> _Written problem_: Copy out every line that contains the word "Nsize".

> _Extracted records_:
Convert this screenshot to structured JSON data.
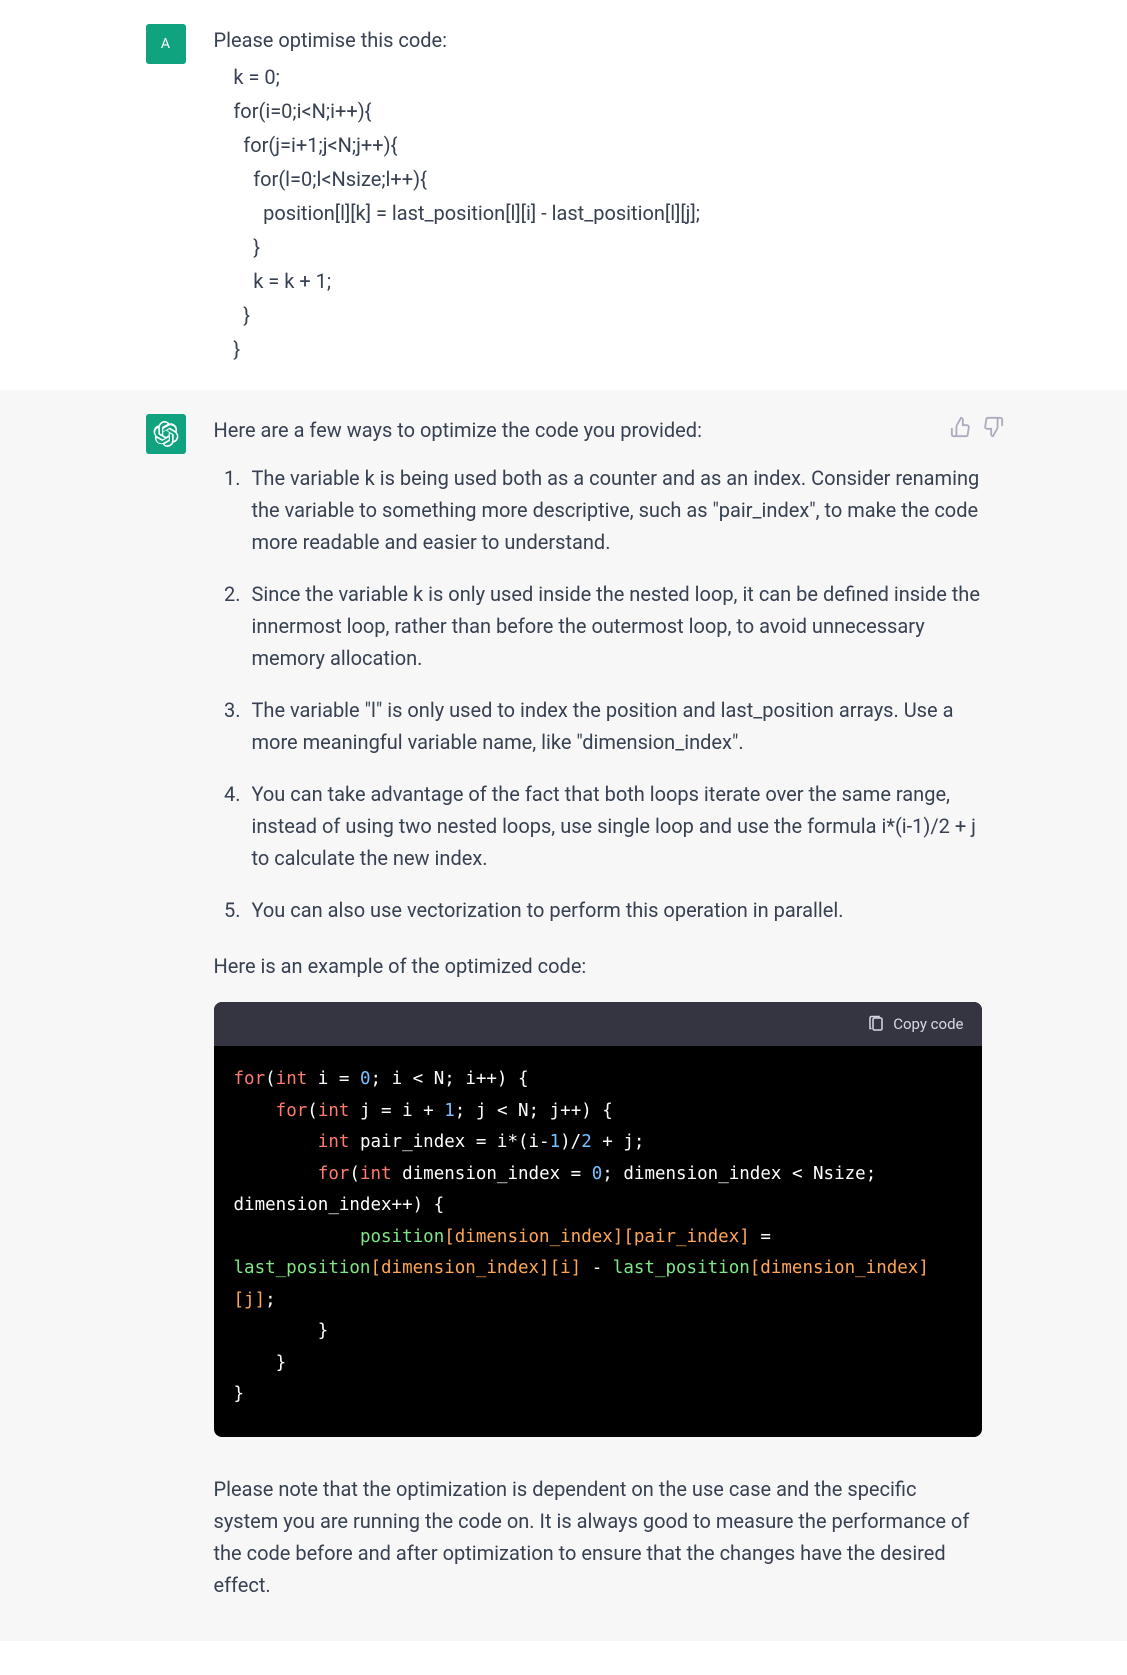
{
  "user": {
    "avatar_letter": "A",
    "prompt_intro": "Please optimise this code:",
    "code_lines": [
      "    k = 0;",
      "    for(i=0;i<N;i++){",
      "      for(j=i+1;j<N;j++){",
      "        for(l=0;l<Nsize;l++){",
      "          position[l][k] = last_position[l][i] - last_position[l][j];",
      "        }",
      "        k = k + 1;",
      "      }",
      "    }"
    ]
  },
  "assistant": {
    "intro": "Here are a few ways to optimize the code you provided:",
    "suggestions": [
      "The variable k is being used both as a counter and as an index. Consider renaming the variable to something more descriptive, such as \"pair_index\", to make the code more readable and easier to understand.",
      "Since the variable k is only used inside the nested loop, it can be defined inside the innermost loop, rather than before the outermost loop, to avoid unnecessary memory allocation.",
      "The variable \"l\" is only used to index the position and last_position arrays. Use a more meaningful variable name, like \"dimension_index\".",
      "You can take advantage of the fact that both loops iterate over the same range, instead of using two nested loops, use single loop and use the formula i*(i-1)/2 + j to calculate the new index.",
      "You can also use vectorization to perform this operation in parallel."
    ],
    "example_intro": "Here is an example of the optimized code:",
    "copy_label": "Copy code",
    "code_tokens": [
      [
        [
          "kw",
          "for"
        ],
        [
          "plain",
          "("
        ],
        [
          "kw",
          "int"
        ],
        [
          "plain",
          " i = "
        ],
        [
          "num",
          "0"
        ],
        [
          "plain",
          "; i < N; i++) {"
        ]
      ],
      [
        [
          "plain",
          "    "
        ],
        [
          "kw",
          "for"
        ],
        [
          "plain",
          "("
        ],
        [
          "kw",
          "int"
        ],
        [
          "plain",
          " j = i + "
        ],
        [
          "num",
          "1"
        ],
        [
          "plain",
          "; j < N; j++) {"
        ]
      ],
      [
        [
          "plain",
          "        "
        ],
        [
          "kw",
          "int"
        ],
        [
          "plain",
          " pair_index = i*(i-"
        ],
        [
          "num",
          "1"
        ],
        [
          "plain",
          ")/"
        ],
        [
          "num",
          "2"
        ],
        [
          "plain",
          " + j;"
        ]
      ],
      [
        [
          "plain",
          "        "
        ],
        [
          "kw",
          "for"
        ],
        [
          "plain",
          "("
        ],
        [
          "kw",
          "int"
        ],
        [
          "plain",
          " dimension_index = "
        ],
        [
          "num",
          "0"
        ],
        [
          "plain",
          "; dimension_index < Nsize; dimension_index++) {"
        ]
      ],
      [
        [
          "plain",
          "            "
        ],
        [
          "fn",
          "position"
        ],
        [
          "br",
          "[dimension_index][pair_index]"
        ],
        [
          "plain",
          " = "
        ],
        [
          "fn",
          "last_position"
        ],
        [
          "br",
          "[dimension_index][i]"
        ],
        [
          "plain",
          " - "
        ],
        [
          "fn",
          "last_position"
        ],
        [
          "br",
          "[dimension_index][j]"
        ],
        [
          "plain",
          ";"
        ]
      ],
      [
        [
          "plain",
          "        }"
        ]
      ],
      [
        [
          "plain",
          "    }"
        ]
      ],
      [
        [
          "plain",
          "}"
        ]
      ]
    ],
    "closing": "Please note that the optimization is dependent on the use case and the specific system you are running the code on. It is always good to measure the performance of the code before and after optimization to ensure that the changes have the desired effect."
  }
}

> _Correct answer_:
      "        for(l=0;l<Nsize;l++){",
          "; dimension_index < Nsize; dimension_index++) {"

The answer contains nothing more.